** start Available data **
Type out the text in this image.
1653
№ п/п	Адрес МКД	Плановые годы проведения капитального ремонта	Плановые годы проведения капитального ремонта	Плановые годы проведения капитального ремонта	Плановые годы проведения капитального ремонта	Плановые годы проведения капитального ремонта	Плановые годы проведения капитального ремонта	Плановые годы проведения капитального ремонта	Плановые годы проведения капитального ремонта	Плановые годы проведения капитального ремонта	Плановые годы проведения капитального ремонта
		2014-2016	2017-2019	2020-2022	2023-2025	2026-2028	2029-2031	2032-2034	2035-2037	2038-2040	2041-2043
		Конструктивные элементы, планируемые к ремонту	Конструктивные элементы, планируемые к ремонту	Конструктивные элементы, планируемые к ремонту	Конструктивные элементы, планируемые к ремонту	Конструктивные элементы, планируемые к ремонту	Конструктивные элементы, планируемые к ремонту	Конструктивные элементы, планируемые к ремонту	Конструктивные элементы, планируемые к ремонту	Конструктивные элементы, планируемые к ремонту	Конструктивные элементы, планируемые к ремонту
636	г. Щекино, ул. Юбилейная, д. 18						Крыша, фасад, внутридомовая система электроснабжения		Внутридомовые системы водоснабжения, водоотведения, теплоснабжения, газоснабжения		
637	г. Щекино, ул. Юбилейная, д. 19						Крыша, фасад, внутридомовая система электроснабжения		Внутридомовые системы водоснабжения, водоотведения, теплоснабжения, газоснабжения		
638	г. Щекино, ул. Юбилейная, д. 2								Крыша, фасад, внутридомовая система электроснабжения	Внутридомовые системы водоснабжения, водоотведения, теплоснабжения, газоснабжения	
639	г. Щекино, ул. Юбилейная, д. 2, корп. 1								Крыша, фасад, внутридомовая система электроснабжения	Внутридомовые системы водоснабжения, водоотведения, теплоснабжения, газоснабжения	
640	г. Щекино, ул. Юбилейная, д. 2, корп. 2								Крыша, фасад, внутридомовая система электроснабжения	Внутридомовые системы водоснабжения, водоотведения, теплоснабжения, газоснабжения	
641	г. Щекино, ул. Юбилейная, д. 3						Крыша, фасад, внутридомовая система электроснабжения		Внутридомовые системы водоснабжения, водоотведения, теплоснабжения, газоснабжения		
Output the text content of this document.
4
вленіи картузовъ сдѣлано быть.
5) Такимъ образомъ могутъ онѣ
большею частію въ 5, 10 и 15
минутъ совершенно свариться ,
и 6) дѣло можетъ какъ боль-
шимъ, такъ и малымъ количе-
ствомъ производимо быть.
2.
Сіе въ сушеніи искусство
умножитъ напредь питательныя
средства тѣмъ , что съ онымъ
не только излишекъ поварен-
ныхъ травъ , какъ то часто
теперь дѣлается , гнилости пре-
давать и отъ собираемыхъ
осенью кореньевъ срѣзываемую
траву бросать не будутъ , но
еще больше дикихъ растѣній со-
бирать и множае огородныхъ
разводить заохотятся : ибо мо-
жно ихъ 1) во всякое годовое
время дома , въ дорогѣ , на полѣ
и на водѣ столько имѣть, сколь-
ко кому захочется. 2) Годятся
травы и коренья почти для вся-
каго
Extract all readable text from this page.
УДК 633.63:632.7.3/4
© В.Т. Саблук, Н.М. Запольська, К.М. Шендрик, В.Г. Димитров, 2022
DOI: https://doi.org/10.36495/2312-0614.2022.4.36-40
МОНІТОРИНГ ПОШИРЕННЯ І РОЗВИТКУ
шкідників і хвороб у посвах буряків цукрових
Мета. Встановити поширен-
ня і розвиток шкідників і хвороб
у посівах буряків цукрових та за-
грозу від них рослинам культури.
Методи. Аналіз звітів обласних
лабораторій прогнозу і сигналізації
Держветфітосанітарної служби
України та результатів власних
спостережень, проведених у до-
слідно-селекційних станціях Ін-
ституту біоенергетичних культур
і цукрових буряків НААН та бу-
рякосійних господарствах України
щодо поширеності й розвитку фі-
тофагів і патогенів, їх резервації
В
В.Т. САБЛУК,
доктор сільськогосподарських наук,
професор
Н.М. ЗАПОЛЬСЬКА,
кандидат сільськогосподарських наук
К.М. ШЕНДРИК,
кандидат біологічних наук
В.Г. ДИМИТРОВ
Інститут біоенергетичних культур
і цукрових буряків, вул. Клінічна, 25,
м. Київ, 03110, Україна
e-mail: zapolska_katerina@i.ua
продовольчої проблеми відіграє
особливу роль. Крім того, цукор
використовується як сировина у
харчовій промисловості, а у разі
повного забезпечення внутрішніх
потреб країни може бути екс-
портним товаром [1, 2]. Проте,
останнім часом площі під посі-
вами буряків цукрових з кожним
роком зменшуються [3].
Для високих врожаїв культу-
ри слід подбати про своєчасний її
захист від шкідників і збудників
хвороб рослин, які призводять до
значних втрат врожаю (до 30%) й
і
** end Available data **
## What this task involves:
Repeat the preceding lines exactly, please, every one of them.

## Exercise response:
Type out the text in this image.
1653
№ п/п	Адрес МКД	Плановые годы проведения капитального ремонта	Плановые годы проведения капитального ремонта	Плановые годы проведения капитального ремонта	Плановые годы проведения капитального ремонта	Плановые годы проведения капитального ремонта	Плановые годы проведения капитального ремонта	Плановые годы проведения капитального ремонта	Плановые годы проведения капитального ремонта	Плановые годы проведения капитального ремонта	Плановые годы проведения капитального ремонта
		2014-2016	2017-2019	2020-2022	2023-2025	2026-2028	2029-2031	2032-2034	2035-2037	2038-2040	2041-2043
		Конструктивные элементы, планируемые к ремонту	Конструктивные элементы, планируемые к ремонту	Конструктивные элементы, планируемые к ремонту	Конструктивные элементы, планируемые к ремонту	Конструктивные элементы, планируемые к ремонту	Конструктивные элементы, планируемые к ремонту	Конструктивные элементы, планируемые к ремонту	Конструктивные элементы, планируемые к ремонту	Конструктивные элементы, планируемые к ремонту	Конструктивные элементы, планируемые к ремонту
636	г. Щекино, ул. Юбилейная, д. 18						Крыша, фасад, внутридомовая система электроснабжения		Внутридомовые системы водоснабжения, водоотведения, теплоснабжения, газоснабжения		
637	г. Щекино, ул. Юбилейная, д. 19						Крыша, фасад, внутридомовая система электроснабжения		Внутридомовые системы водоснабжения, водоотведения, теплоснабжения, газоснабжения		
638	г. Щекино, ул. Юбилейная, д. 2								Крыша, фасад, внутридомовая система электроснабжения	Внутридомовые системы водоснабжения, водоотведения, теплоснабжения, газоснабжения	
639	г. Щекино, ул. Юбилейная, д. 2, корп. 1								Крыша, фасад, внутридомовая система электроснабжения	Внутридомовые системы водоснабжения, водоотведения, теплоснабжения, газоснабжения	
640	г. Щекино, ул. Юбилейная, д. 2, корп. 2								Крыша, фасад, внутридомовая система электроснабжения	Внутридомовые системы водоснабжения, водоотведения, теплоснабжения, газоснабжения	
641	г. Щекино, ул. Юбилейная, д. 3						Крыша, фасад, внутридомовая система электроснабжения		Внутридомовые системы водоснабжения, водоотведения, теплоснабжения, газоснабжения		
Output the text content of this document.
4
вленіи картузовъ сдѣлано быть.
5) Такимъ образомъ могутъ онѣ
большею частію въ 5, 10 и 15
минутъ совершенно свариться ,
и 6) дѣло можетъ какъ боль-
шимъ, такъ и малымъ количе-
ствомъ производимо быть.
2.
Сіе въ сушеніи искусство
умножитъ напредь питательныя
средства тѣмъ , что съ онымъ
не только излишекъ поварен-
ныхъ травъ , какъ то часто
теперь дѣлается , гнилости пре-
давать и отъ собираемыхъ
осенью кореньевъ срѣзываемую
траву бросать не будутъ , но
еще больше дикихъ растѣній со-
бирать и множае огородныхъ
разводить заохотятся : ибо мо-
жно ихъ 1) во всякое годовое
время дома , въ дорогѣ , на полѣ
и на водѣ столько имѣть, сколь-
ко кому захочется. 2) Годятся
травы и коренья почти для вся-
каго
Extract all readable text from this page.
УДК 633.63:632.7.3/4
© В.Т. Саблук, Н.М. Запольська, К.М. Шендрик, В.Г. Димитров, 2022
DOI: https://doi.org/10.36495/2312-0614.2022.4.36-40
МОНІТОРИНГ ПОШИРЕННЯ І РОЗВИТКУ
шкідників і хвороб у посвах буряків цукрових
Мета. Встановити поширен-
ня і розвиток шкідників і хвороб
у посівах буряків цукрових та за-
грозу від них рослинам культури.
Методи. Аналіз звітів обласних
лабораторій прогнозу і сигналізації
Держветфітосанітарної служби
України та результатів власних
спостережень, проведених у до-
слідно-селекційних станціях Ін-
ституту біоенергетичних культур
і цукрових буряків НААН та бу-
рякосійних господарствах України
щодо поширеності й розвитку фі-
тофагів і патогенів, їх резервації
В
В.Т. САБЛУК,
доктор сільськогосподарських наук,
професор
Н.М. ЗАПОЛЬСЬКА,
кандидат сільськогосподарських наук
К.М. ШЕНДРИК,
кандидат біологічних наук
В.Г. ДИМИТРОВ
Інститут біоенергетичних культур
і цукрових буряків, вул. Клінічна, 25,
м. Київ, 03110, Україна
e-mail: zapolska_katerina@i.ua
продовольчої проблеми відіграє
особливу роль. Крім того, цукор
використовується як сировина у
харчовій промисловості, а у разі
повного забезпечення внутрішніх
потреб країни може бути екс-
портним товаром [1, 2]. Проте,
останнім часом площі під посі-
вами буряків цукрових з кожним
роком зменшуються [3].
Для високих врожаїв культу-
ри слід подбати про своєчасний її
захист від шкідників і збудників
хвороб рослин, які призводять до
значних втрат врожаю (до 30%) й
і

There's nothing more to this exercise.